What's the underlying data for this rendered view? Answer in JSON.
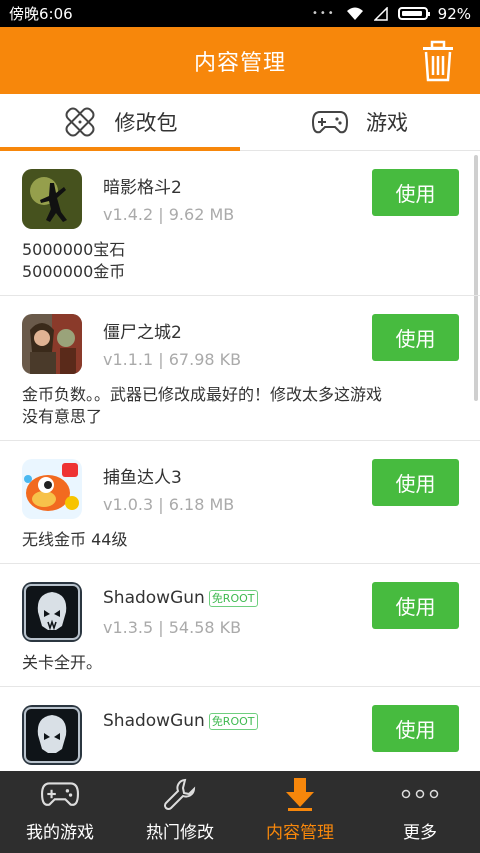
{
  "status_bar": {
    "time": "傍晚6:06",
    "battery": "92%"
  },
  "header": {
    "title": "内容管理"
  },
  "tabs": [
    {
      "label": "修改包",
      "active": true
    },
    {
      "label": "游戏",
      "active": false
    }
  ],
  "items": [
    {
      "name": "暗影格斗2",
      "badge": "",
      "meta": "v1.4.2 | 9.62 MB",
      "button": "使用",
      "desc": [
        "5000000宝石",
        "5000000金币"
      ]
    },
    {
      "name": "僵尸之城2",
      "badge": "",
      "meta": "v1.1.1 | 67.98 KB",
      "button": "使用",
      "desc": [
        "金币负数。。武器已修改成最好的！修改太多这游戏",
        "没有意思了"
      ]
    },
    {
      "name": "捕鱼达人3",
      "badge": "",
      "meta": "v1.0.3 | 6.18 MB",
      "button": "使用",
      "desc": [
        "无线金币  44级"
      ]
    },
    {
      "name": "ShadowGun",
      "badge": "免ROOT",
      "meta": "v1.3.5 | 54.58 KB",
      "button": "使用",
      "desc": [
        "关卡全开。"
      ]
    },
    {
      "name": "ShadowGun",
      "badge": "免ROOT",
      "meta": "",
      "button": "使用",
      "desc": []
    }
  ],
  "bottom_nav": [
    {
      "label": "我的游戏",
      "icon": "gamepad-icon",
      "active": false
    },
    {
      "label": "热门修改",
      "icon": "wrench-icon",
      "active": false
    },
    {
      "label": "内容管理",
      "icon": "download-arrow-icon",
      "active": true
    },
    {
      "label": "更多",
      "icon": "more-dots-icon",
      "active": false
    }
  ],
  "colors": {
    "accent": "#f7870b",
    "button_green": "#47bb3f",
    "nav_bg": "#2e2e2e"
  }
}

★ ★ ★

Exercise. Report only how many lines in the entries contain "name".

The response. 5